-- Aim of the task --
Keep only the lines where "Gerätes" appears.

-- Data supplied --
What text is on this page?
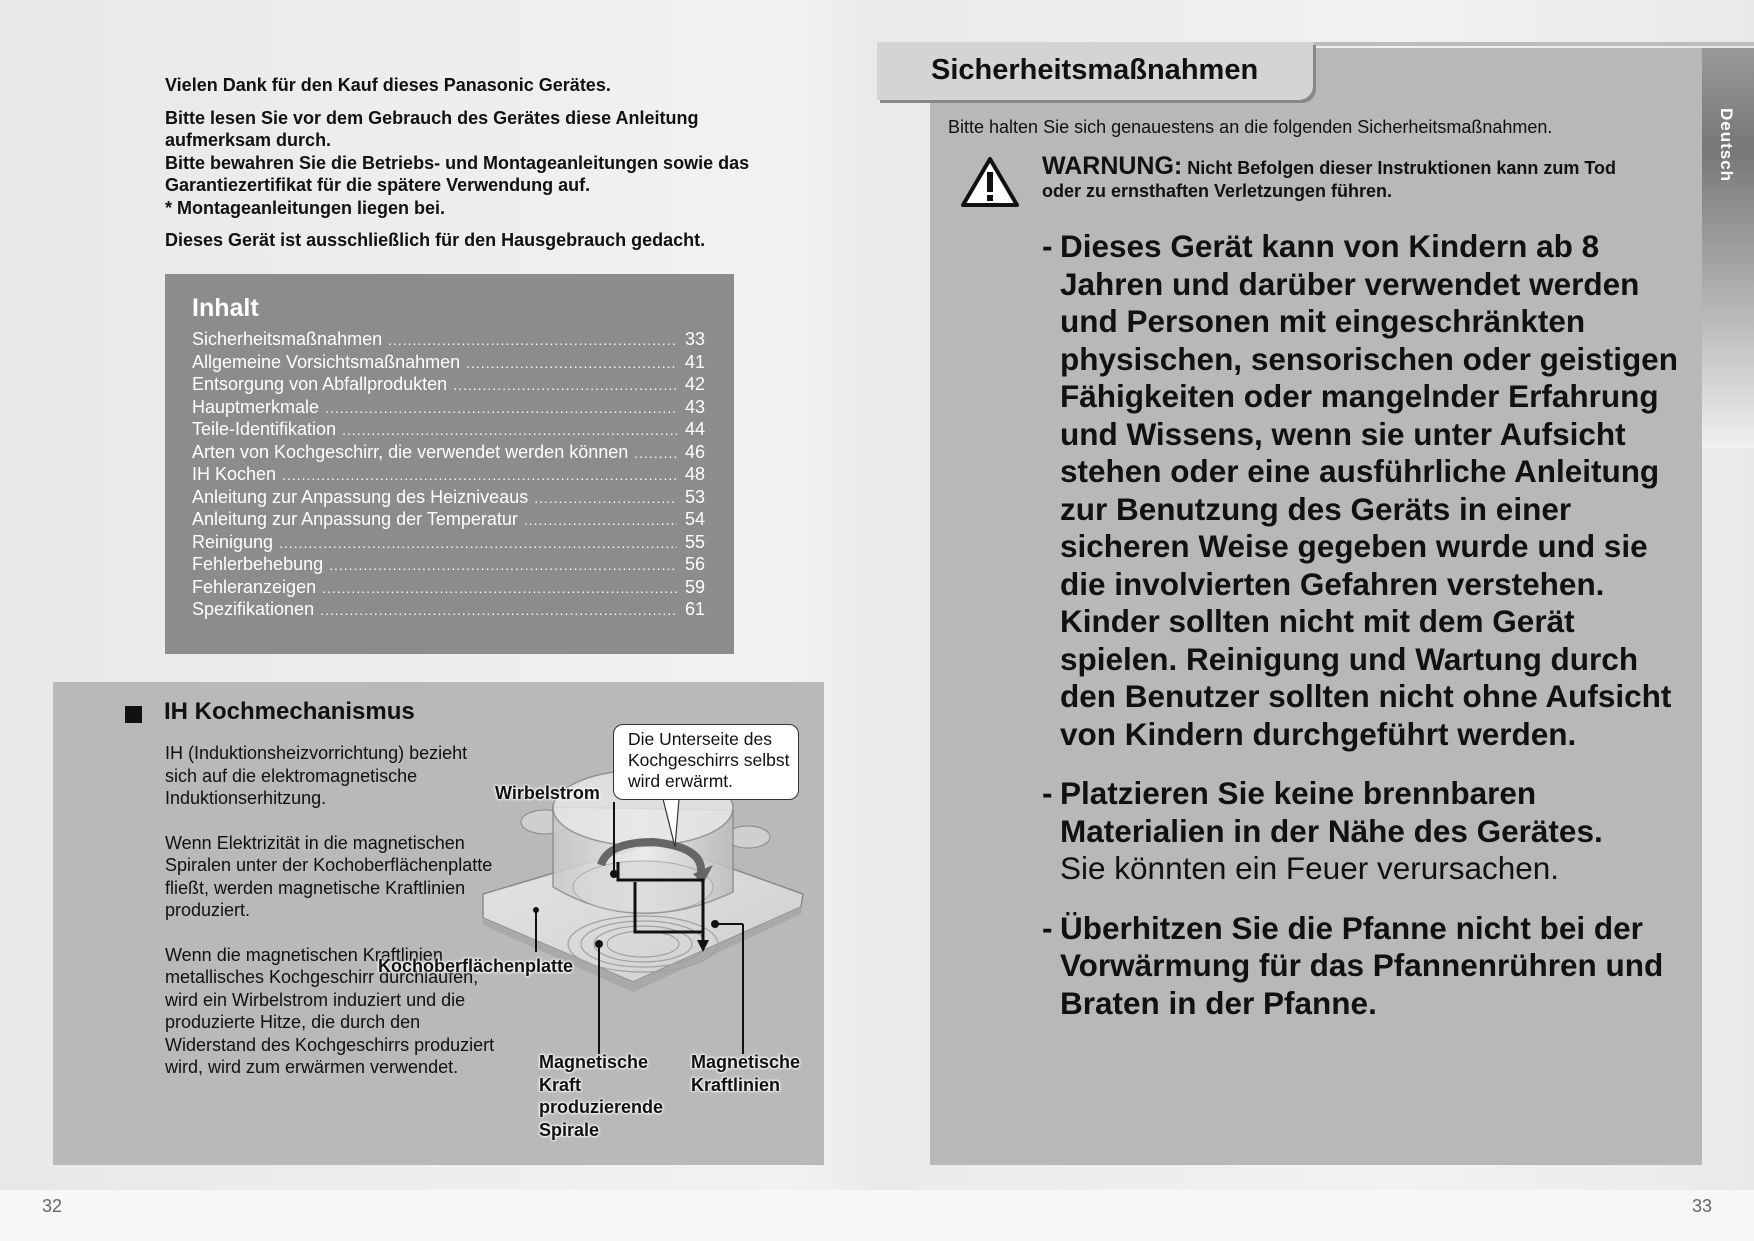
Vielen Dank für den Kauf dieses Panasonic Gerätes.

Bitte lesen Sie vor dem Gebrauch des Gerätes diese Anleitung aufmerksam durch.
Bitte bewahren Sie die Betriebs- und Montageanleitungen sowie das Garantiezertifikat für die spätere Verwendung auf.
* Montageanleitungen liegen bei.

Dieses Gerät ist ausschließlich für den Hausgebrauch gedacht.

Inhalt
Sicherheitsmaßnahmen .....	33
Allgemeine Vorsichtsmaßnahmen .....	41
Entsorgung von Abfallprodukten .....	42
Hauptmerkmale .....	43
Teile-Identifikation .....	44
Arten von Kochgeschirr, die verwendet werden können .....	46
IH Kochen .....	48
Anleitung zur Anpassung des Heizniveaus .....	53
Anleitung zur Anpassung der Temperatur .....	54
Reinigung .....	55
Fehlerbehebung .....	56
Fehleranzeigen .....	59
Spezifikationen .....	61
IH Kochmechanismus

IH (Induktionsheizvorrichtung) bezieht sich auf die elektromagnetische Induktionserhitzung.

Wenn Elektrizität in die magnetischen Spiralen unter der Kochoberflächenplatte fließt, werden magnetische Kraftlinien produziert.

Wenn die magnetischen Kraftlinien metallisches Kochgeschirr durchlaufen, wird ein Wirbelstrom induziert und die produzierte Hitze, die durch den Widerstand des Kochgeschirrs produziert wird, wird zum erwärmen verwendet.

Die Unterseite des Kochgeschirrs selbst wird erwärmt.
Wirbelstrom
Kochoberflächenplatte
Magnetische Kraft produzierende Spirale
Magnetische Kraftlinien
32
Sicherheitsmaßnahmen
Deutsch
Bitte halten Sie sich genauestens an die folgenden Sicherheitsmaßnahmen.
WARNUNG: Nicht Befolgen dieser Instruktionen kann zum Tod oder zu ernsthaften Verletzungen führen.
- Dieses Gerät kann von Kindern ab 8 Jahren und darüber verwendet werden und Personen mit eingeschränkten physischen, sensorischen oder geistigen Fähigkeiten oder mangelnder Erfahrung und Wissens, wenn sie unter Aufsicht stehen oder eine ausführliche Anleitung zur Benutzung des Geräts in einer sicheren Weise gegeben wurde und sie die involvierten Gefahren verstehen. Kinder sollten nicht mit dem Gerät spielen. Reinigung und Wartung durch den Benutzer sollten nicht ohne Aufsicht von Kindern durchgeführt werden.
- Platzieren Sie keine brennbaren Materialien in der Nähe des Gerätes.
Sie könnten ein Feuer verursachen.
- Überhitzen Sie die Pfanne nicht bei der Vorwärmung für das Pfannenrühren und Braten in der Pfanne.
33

...

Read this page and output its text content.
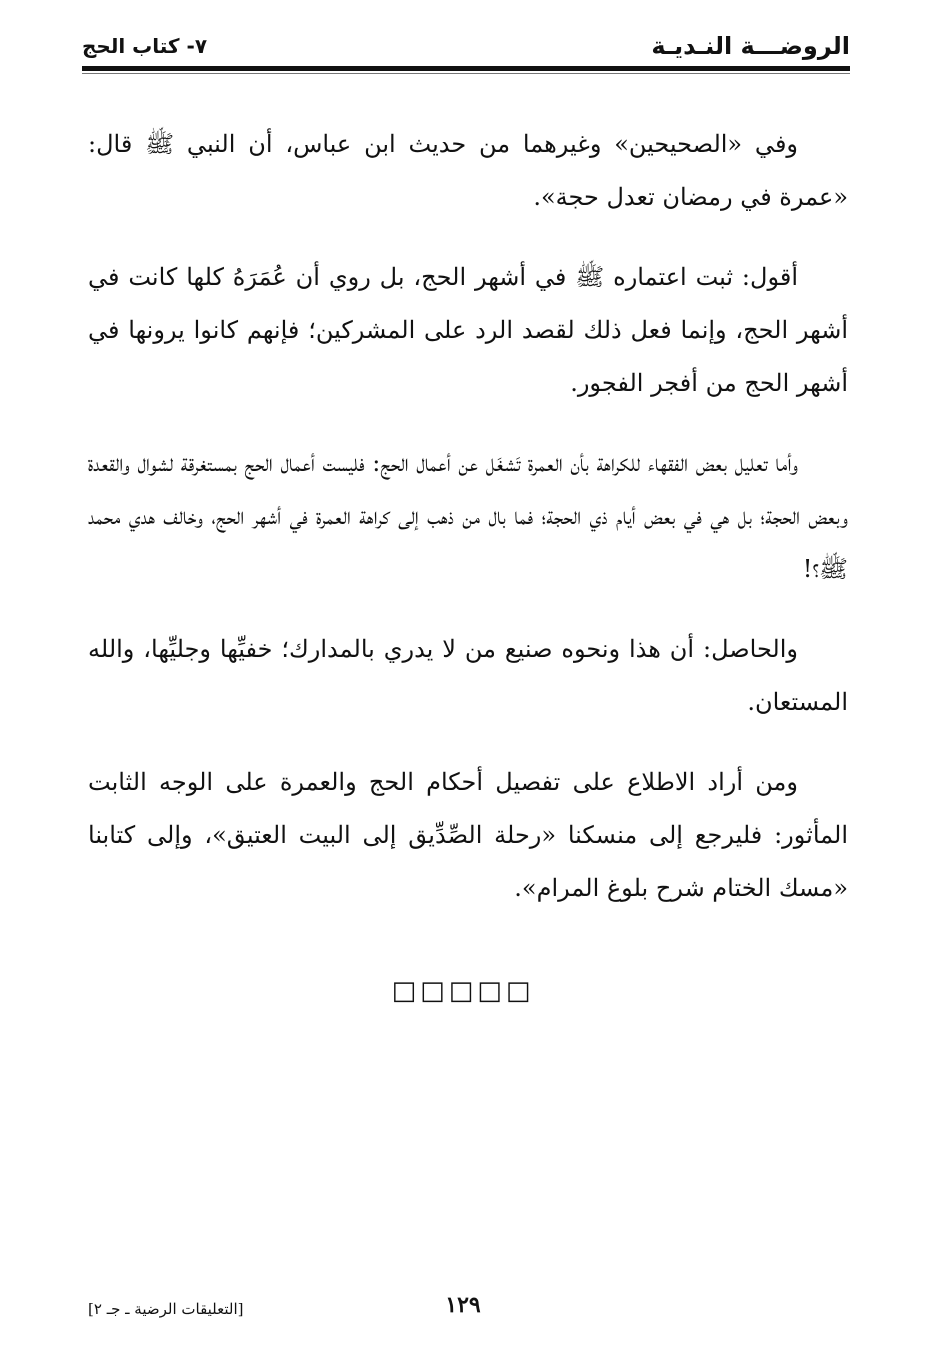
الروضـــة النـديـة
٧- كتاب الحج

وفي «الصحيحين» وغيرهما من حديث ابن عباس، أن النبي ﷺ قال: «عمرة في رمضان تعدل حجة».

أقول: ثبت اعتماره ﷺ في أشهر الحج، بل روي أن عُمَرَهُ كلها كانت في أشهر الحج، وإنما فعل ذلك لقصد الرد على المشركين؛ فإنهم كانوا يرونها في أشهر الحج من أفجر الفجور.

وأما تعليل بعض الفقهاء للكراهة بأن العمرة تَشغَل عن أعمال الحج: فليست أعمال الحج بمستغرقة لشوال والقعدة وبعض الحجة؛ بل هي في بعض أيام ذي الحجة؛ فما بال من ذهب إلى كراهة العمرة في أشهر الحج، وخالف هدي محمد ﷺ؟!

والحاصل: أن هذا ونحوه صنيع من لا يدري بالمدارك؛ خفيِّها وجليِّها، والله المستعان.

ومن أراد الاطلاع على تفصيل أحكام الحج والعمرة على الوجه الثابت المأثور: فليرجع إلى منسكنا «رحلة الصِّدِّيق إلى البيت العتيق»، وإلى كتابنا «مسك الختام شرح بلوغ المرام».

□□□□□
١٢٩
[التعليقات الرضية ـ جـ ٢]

-- Solved exercise --
Vielen Dank für den Kauf dieses Panasonic Gerätes.
Bitte lesen Sie vor dem Gebrauch des Gerätes diese Anleitung aufmerksam durch.
- Platzieren Sie keine brennbaren Materialien in der Nähe des Gerätes.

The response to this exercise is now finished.